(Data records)
——————————

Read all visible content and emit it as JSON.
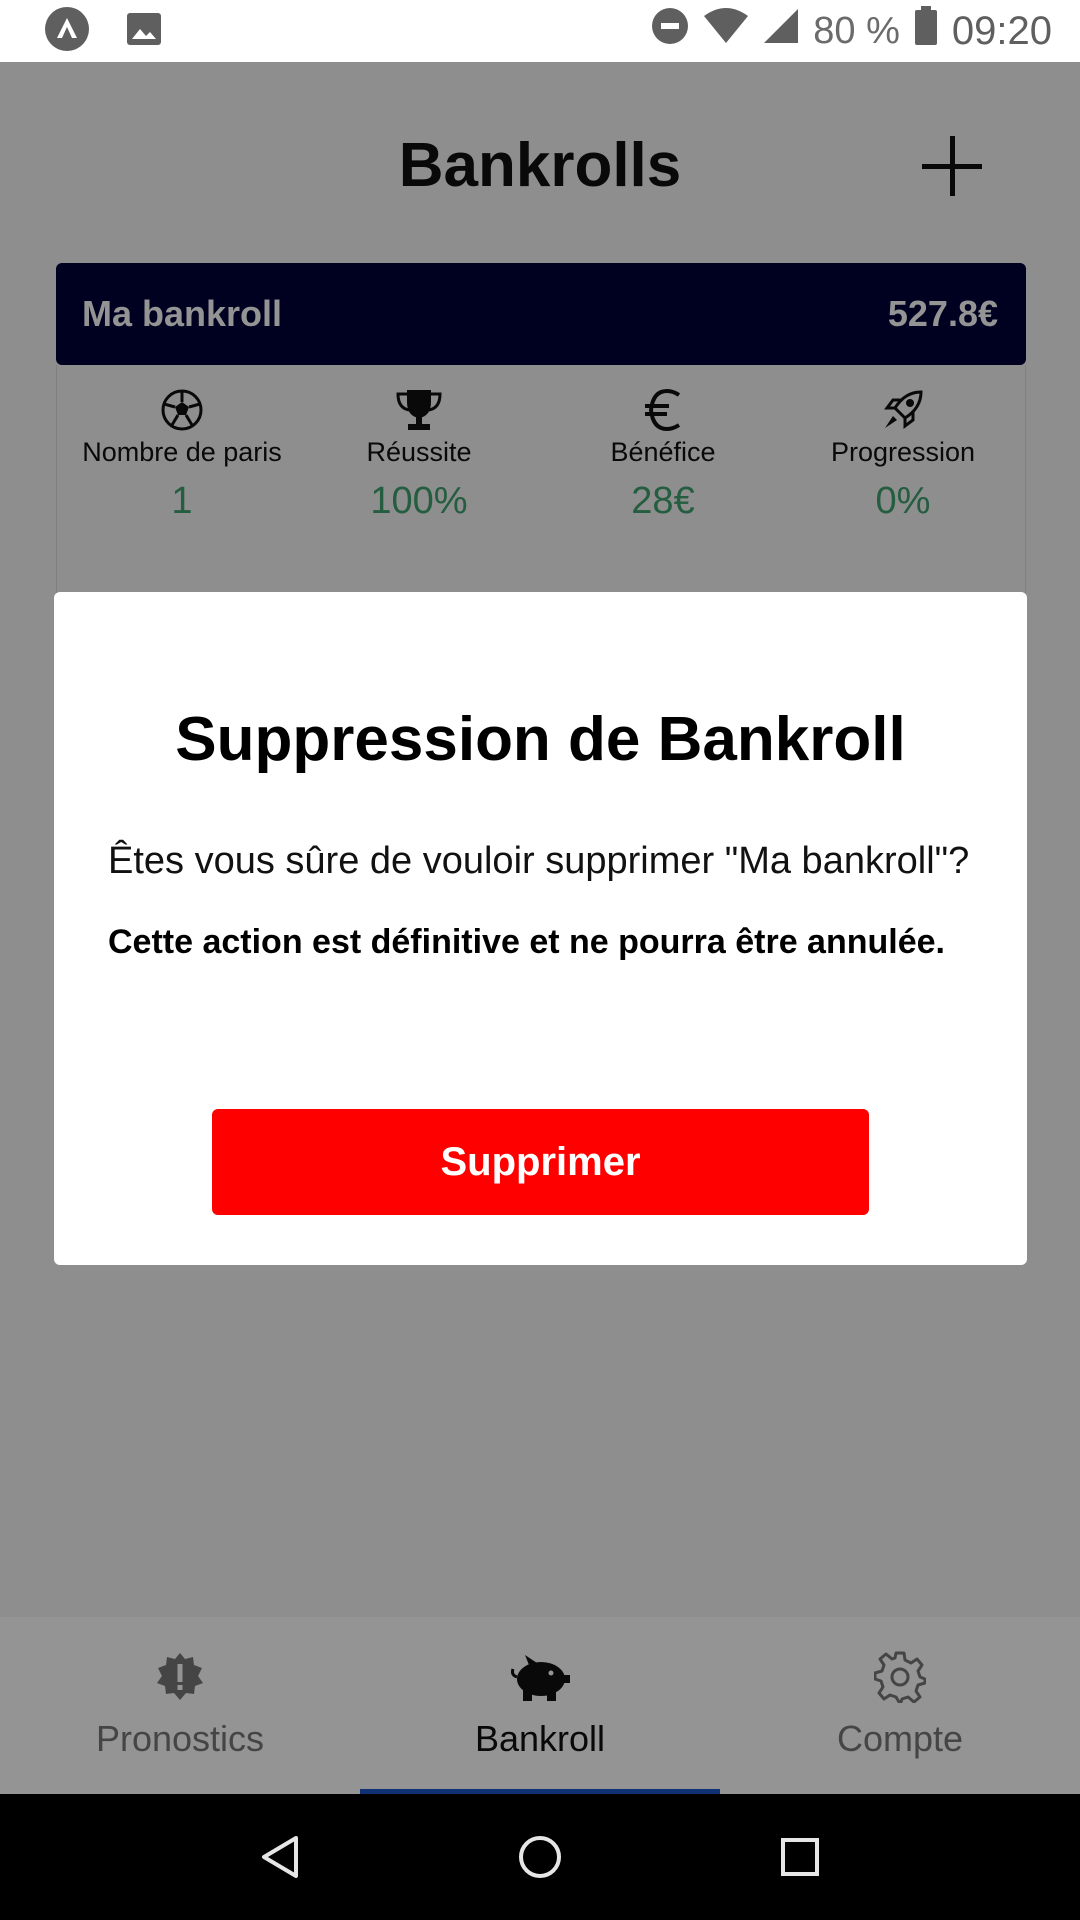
{
  "status_bar": {
    "battery_text": "80 %",
    "time": "09:20"
  },
  "header": {
    "title": "Bankrolls"
  },
  "bankroll": {
    "name": "Ma bankroll",
    "amount": "527.8€",
    "stats": [
      {
        "icon": "soccer-ball-icon",
        "label": "Nombre de paris",
        "value": "1"
      },
      {
        "icon": "trophy-icon",
        "label": "Réussite",
        "value": "100%"
      },
      {
        "icon": "euro-icon",
        "label": "Bénéfice",
        "value": "28€"
      },
      {
        "icon": "rocket-icon",
        "label": "Progression",
        "value": "0%"
      }
    ]
  },
  "dialog": {
    "title": "Suppression de Bankroll",
    "question": "Êtes vous sûre de vouloir supprimer \"Ma bankroll\"?",
    "warning": "Cette action est définitive et ne pourra être annulée.",
    "delete_label": "Supprimer"
  },
  "bottom_nav": {
    "items": [
      {
        "icon": "badge-alert-icon",
        "label": "Pronostics",
        "active": false
      },
      {
        "icon": "piggy-bank-icon",
        "label": "Bankroll",
        "active": true
      },
      {
        "icon": "gear-icon",
        "label": "Compte",
        "active": false
      }
    ]
  },
  "colors": {
    "card_header": "#01033a",
    "stat_value": "#3ea06d",
    "delete_button": "#ff0000",
    "active_tab_indicator": "#1d56c8"
  }
}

——————————

● **What you need to do**:
Go through the listing above and pull out each line containing the word "icon".

● **The reply**:
        "icon": "soccer-ball-icon",
        "icon": "trophy-icon",
        "icon": "euro-icon",
        "icon": "rocket-icon",
        "icon": "badge-alert-icon",
        "icon": "piggy-bank-icon",
        "icon": "gear-icon",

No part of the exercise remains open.